* SET TASK
Transcribe each record exactly. Include every one.

[Extracted records]
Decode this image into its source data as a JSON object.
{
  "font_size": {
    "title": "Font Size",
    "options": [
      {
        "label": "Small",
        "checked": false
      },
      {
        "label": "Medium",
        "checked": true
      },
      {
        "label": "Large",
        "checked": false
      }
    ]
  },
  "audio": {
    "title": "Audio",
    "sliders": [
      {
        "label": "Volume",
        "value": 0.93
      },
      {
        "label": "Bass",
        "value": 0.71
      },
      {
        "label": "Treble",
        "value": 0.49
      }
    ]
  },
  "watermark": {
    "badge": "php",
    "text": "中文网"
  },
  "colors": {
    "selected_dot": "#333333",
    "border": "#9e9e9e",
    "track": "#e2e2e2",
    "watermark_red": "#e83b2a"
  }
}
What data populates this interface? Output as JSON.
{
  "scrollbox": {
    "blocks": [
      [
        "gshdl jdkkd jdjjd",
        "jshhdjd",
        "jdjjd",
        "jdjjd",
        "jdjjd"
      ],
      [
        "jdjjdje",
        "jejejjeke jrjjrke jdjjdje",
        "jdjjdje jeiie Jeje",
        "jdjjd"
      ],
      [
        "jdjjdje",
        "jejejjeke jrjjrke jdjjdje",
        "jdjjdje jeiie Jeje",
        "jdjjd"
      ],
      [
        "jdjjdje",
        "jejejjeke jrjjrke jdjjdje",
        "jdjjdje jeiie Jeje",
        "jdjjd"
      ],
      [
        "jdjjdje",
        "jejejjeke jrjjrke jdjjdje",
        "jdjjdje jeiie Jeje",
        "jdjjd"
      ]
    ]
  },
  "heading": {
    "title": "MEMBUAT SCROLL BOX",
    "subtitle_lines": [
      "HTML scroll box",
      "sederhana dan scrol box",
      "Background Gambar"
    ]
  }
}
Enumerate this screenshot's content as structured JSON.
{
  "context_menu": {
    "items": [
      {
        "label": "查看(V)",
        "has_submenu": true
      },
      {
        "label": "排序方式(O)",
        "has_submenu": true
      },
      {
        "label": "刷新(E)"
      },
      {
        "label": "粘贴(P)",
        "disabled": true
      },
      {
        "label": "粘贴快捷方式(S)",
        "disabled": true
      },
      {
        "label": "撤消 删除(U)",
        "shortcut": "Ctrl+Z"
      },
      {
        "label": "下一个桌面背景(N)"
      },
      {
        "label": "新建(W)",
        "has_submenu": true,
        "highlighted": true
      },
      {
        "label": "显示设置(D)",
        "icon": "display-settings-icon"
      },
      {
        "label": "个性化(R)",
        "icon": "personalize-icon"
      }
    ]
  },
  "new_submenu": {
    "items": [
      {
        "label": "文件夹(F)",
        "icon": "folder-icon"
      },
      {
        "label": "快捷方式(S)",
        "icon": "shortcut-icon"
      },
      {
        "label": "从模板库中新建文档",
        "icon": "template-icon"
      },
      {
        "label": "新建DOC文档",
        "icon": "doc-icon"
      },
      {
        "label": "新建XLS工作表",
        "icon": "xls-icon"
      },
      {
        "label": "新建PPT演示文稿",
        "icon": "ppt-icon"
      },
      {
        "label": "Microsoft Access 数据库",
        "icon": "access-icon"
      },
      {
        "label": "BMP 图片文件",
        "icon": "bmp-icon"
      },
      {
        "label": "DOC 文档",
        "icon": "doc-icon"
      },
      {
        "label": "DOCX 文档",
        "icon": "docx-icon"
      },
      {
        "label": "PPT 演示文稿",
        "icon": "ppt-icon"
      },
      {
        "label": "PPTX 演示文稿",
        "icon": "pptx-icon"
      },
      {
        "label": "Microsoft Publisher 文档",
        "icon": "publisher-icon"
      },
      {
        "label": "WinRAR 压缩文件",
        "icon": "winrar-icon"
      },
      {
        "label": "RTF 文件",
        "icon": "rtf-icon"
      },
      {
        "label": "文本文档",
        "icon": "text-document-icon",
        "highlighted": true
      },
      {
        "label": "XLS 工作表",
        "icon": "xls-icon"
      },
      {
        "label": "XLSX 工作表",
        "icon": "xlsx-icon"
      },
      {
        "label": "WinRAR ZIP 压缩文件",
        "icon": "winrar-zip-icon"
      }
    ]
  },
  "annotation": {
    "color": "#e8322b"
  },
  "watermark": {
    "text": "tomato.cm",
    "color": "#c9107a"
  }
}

* ANSWER BELOW
Decode this image into its source data as a JSON object.
{
  "font_size": {
    "title": "Font Size",
    "options": [
      {
        "label": "Small",
        "checked": false
      },
      {
        "label": "Medium",
        "checked": true
      },
      {
        "label": "Large",
        "checked": false
      }
    ]
  },
  "audio": {
    "title": "Audio",
    "sliders": [
      {
        "label": "Volume",
        "value": 0.93
      },
      {
        "label": "Bass",
        "value": 0.71
      },
      {
        "label": "Treble",
        "value": 0.49
      }
    ]
  },
  "watermark": {
    "badge": "php",
    "text": "中文网"
  },
  "colors": {
    "selected_dot": "#333333",
    "border": "#9e9e9e",
    "track": "#e2e2e2",
    "watermark_red": "#e83b2a"
  }
}
What data populates this interface? Output as JSON.
{
  "scrollbox": {
    "blocks": [
      [
        "gshdl jdkkd jdjjd",
        "jshhdjd",
        "jdjjd",
        "jdjjd",
        "jdjjd"
      ],
      [
        "jdjjdje",
        "jejejjeke jrjjrke jdjjdje",
        "jdjjdje jeiie Jeje",
        "jdjjd"
      ],
      [
        "jdjjdje",
        "jejejjeke jrjjrke jdjjdje",
        "jdjjdje jeiie Jeje",
        "jdjjd"
      ],
      [
        "jdjjdje",
        "jejejjeke jrjjrke jdjjdje",
        "jdjjdje jeiie Jeje",
        "jdjjd"
      ],
      [
        "jdjjdje",
        "jejejjeke jrjjrke jdjjdje",
        "jdjjdje jeiie Jeje",
        "jdjjd"
      ]
    ]
  },
  "heading": {
    "title": "MEMBUAT SCROLL BOX",
    "subtitle_lines": [
      "HTML scroll box",
      "sederhana dan scrol box",
      "Background Gambar"
    ]
  }
}
Enumerate this screenshot's content as structured JSON.
{
  "context_menu": {
    "items": [
      {
        "label": "查看(V)",
        "has_submenu": true
      },
      {
        "label": "排序方式(O)",
        "has_submenu": true
      },
      {
        "label": "刷新(E)"
      },
      {
        "label": "粘贴(P)",
        "disabled": true
      },
      {
        "label": "粘贴快捷方式(S)",
        "disabled": true
      },
      {
        "label": "撤消 删除(U)",
        "shortcut": "Ctrl+Z"
      },
      {
        "label": "下一个桌面背景(N)"
      },
      {
        "label": "新建(W)",
        "has_submenu": true,
        "highlighted": true
      },
      {
        "label": "显示设置(D)",
        "icon": "display-settings-icon"
      },
      {
        "label": "个性化(R)",
        "icon": "personalize-icon"
      }
    ]
  },
  "new_submenu": {
    "items": [
      {
        "label": "文件夹(F)",
        "icon": "folder-icon"
      },
      {
        "label": "快捷方式(S)",
        "icon": "shortcut-icon"
      },
      {
        "label": "从模板库中新建文档",
        "icon": "template-icon"
      },
      {
        "label": "新建DOC文档",
        "icon": "doc-icon"
      },
      {
        "label": "新建XLS工作表",
        "icon": "xls-icon"
      },
      {
        "label": "新建PPT演示文稿",
        "icon": "ppt-icon"
      },
      {
        "label": "Microsoft Access 数据库",
        "icon": "access-icon"
      },
      {
        "label": "BMP 图片文件",
        "icon": "bmp-icon"
      },
      {
        "label": "DOC 文档",
        "icon": "doc-icon"
      },
      {
        "label": "DOCX 文档",
        "icon": "docx-icon"
      },
      {
        "label": "PPT 演示文稿",
        "icon": "ppt-icon"
      },
      {
        "label": "PPTX 演示文稿",
        "icon": "pptx-icon"
      },
      {
        "label": "Microsoft Publisher 文档",
        "icon": "publisher-icon"
      },
      {
        "label": "WinRAR 压缩文件",
        "icon": "winrar-icon"
      },
      {
        "label": "RTF 文件",
        "icon": "rtf-icon"
      },
      {
        "label": "文本文档",
        "icon": "text-document-icon",
        "highlighted": true
      },
      {
        "label": "XLS 工作表",
        "icon": "xls-icon"
      },
      {
        "label": "XLSX 工作表",
        "icon": "xlsx-icon"
      },
      {
        "label": "WinRAR ZIP 压缩文件",
        "icon": "winrar-zip-icon"
      }
    ]
  },
  "annotation": {
    "color": "#e8322b"
  },
  "watermark": {
    "text": "tomato.cm",
    "color": "#c9107a"
  }
}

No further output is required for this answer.